§ **Problems to solve**
**a)** From the mouse review, list every button on the M65 that the text describes.
**b)** According to the mouse review, why are the primary and secondary buttons more tiring to use?
══ Given passage
The primary and secondary buttons, both rated at 50 million clicks, are significantly quieter and lighter feeling than those of most mice and while i personally don't like loud buttons, these are so quiet that there's hardly any audible feedback and so sensitive that i couldn't rest my fingers on the buttons without clicking them. Whereas with the Inferno i knew i had clicked something because of the audio and tactile feedback, i now find myself looking at the display for confirmation. If we were to compare the feel of these buttons with the trigger of a gun, the words 'hair trigger' would certainly be appropriate. The throw of the buttons -- how far they move before a click is registered -- is much less than with the Inferno and i'm fine with that part of it.
Overall the click of the right and left buttons just doesn't feel good with the right button feeling slightly crisper the the left, possibly because its switch is positioned slightly differently than the one for the left button. Several times i had the mouse apart to see if anything could be done to adjust the pressure required to click and though that was easy enough to do with some strategically placed foam tape, nothing solved the problem of the very mushy feel of the buttons.
Corsair is using the Omron 50m switches for the primary and secondary buttons and though they are rated at 50 million clicks, they are absolute garbage and apparently quite a few gaming mice use these switches. Mine lasted a few weeks before developing what i might call 'switch chatter' and clicks not registering. Besides the laughably short lifespan of these switches, they are so sensitive and mushy that you actually end up pressing the buttons much harder in order to make sure the click registered, thus they more fatiguing to use. I ended up replacing them with a pair of Huano Blue Shell Pink Dot switches.
The down-click of the wheel button is significantly stiffer and crisper than that of the primary and secondary buttons, leaving me with no complaints here. One thing i very much disliked with the Inferno was the barely noticeable notches of the wheel when scrolling and the M65 is little better in this regard. Also, as with many mice, one can scroll the wheel a half notch and it will stay there instead of rotating to the nearest detente in the wheel. Unfortunately there is no side scroll function, though pushing the wheel to the right results in a middle click because the switch is located on the right side of the wheel shaft.
The M65 has three buttons on its left side and, thankfully, none are of the 50m type. The 'sniper' button requires perhaps a little too much effort to press, though i'm sure this was done intentionally in order to prevent accidental clicks since the user is likely to rest the tip of their thumb on this button. The back and forward buttons are OK.
════
══ Data provided
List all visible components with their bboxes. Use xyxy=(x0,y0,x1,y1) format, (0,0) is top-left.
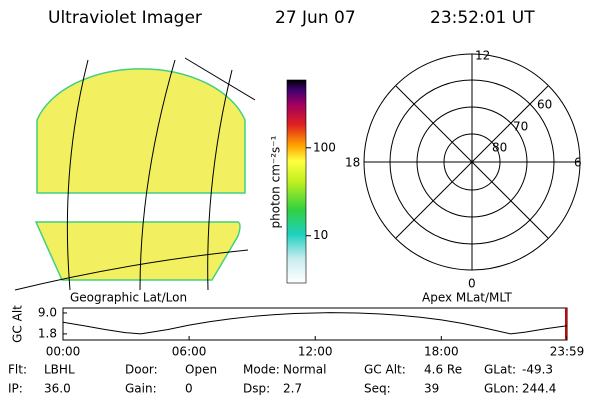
colorbar-label: photon cm⁻²s⁻¹ xyxy=(269,135,283,228)
field-label: Flt: xyxy=(8,363,27,377)
time: 23:52:01 UT xyxy=(430,8,535,28)
x-tick-label: 18:00 xyxy=(424,345,459,359)
y-tick-label: 9.0 xyxy=(38,305,57,319)
colorbar xyxy=(286,79,307,284)
date: 27 Jun 07 xyxy=(275,8,356,28)
y-tick-label: 1.8 xyxy=(38,326,57,340)
field-label: Mode: xyxy=(243,363,280,377)
field-value: LBHL xyxy=(44,363,75,377)
field-label: GC Alt: xyxy=(364,363,406,377)
mlat-label: 60 xyxy=(537,98,552,112)
field-label: IP: xyxy=(8,382,23,396)
field-value: 36.0 xyxy=(44,382,71,396)
field-label: Gain: xyxy=(125,382,157,396)
polar-label: Apex MLat/MLT xyxy=(422,291,512,305)
field-value: 4.6 Re xyxy=(424,363,462,377)
x-tick-label: 23:59 xyxy=(550,345,585,359)
x-tick-label: 06:00 xyxy=(172,345,207,359)
altitude-line xyxy=(62,312,568,335)
field-label: GLat: xyxy=(484,363,516,377)
field-value: 2.7 xyxy=(283,382,302,396)
geo-image xyxy=(14,57,256,291)
title: Ultraviolet Imager xyxy=(48,8,202,28)
mlt-label: 18 xyxy=(345,156,360,170)
field-value: Open xyxy=(185,363,217,377)
mlat-label: 70 xyxy=(513,120,528,134)
colorbar-tick-label: 100 xyxy=(313,140,336,154)
x-tick-label: 12:00 xyxy=(298,345,333,359)
field-label: Seq: xyxy=(364,382,391,396)
mlat-label: 80 xyxy=(492,141,507,155)
mlt-label: 12 xyxy=(475,49,490,63)
field-label: Door: xyxy=(125,363,158,377)
field-value: 39 xyxy=(424,382,439,396)
field-value: -49.3 xyxy=(522,363,553,377)
y-label: GC Alt xyxy=(11,305,25,343)
field-label: GLon: xyxy=(484,382,519,396)
field-label: Dsp: xyxy=(243,382,270,396)
mlt-label: 6 xyxy=(574,156,582,170)
mlt-label: 0 xyxy=(468,277,476,291)
colorbar-tick-label: 10 xyxy=(313,228,328,242)
field-value: 244.4 xyxy=(522,382,556,396)
geo-label: Geographic Lat/Lon xyxy=(70,291,187,305)
x-tick-label: 00:00 xyxy=(46,345,81,359)
polar-grid xyxy=(363,53,581,271)
field-value: Normal xyxy=(283,363,326,377)
field-value: 0 xyxy=(185,382,193,396)
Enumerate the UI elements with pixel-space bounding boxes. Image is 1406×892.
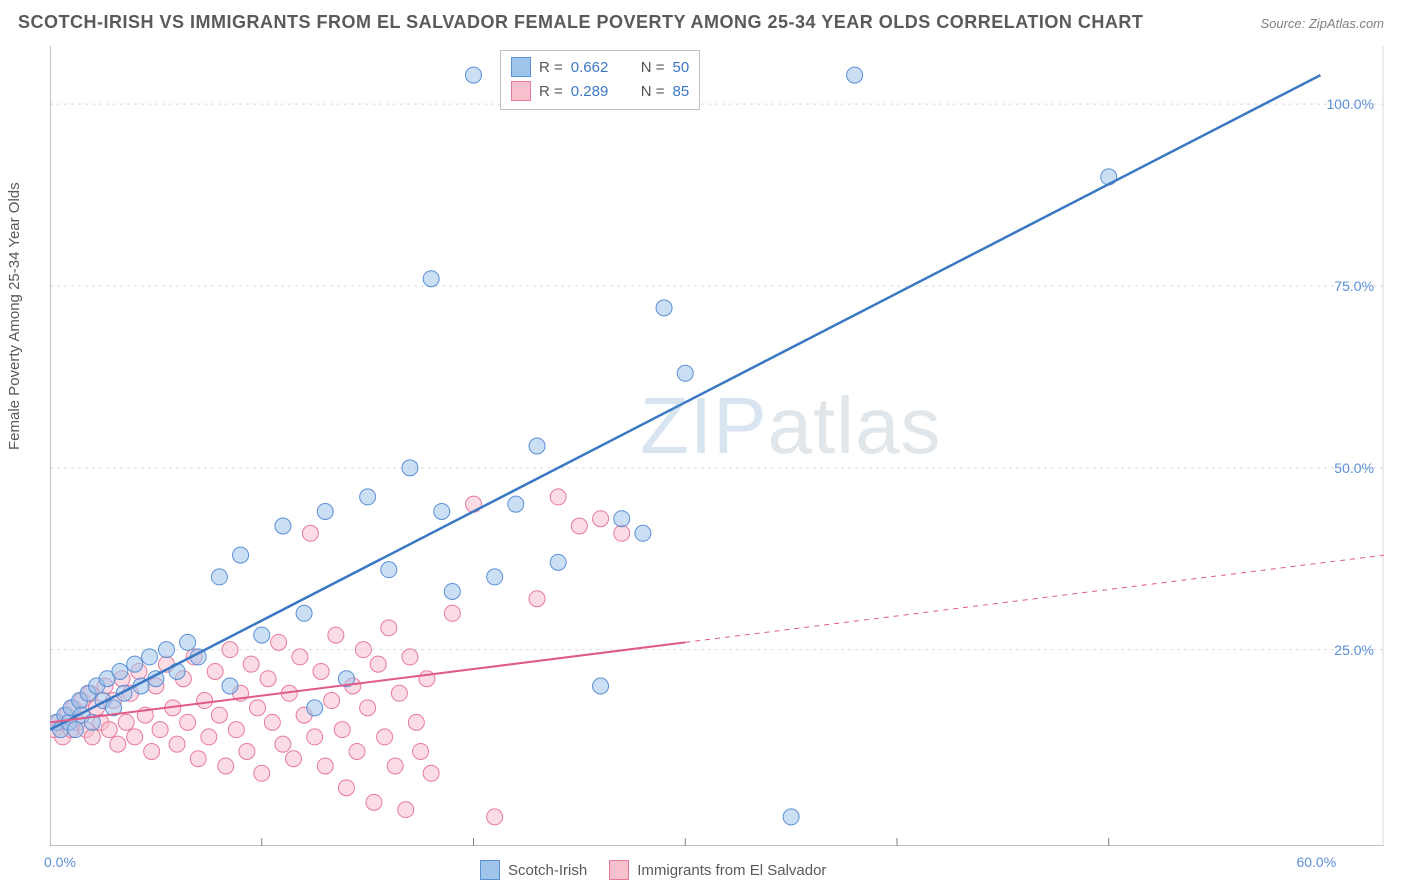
- y-axis-label: Female Poverty Among 25-34 Year Olds: [6, 182, 23, 450]
- chart-title: SCOTCH-IRISH VS IMMIGRANTS FROM EL SALVA…: [18, 12, 1143, 33]
- y-tick-label: 25.0%: [1334, 642, 1374, 658]
- legend-series-item: Immigrants from El Salvador: [609, 860, 826, 880]
- correlation-legend: R = 0.662 N = 50 R = 0.289 N = 85: [500, 50, 700, 110]
- legend-series-item: Scotch-Irish: [480, 860, 587, 880]
- legend-n-value: 50: [673, 59, 690, 76]
- series-legend: Scotch-Irish Immigrants from El Salvador: [480, 860, 826, 880]
- legend-r-value: 0.662: [571, 59, 621, 76]
- legend-n-label: N =: [641, 83, 665, 100]
- scatter-plot: [50, 46, 1384, 846]
- legend-stat-row: R = 0.289 N = 85: [511, 79, 689, 103]
- legend-r-label: R =: [539, 83, 563, 100]
- x-tick-label: 60.0%: [1296, 854, 1336, 870]
- legend-swatch: [609, 860, 629, 880]
- legend-r-label: R =: [539, 59, 563, 76]
- y-tick-label: 100.0%: [1327, 96, 1374, 112]
- legend-r-value: 0.289: [571, 83, 621, 100]
- legend-series-label: Immigrants from El Salvador: [637, 862, 826, 879]
- legend-stat-row: R = 0.662 N = 50: [511, 55, 689, 79]
- legend-series-label: Scotch-Irish: [508, 862, 587, 879]
- legend-swatch: [511, 57, 531, 77]
- source-attribution: Source: ZipAtlas.com: [1260, 16, 1384, 31]
- x-tick-label: 0.0%: [44, 854, 76, 870]
- chart-container: SCOTCH-IRISH VS IMMIGRANTS FROM EL SALVA…: [0, 0, 1406, 892]
- legend-swatch: [511, 81, 531, 101]
- legend-swatch: [480, 860, 500, 880]
- legend-n-label: N =: [641, 59, 665, 76]
- y-tick-label: 50.0%: [1334, 460, 1374, 476]
- y-tick-label: 75.0%: [1334, 278, 1374, 294]
- legend-n-value: 85: [673, 83, 690, 100]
════
§ **Task responses**
**a)**
- Primary button
- Secondary button
- Wheel button
- Sniper button
- Back button
- Forward button

**b)** Their switches are so sensitive and mushy that the user ends up pressing the buttons much harder to make sure each click registers.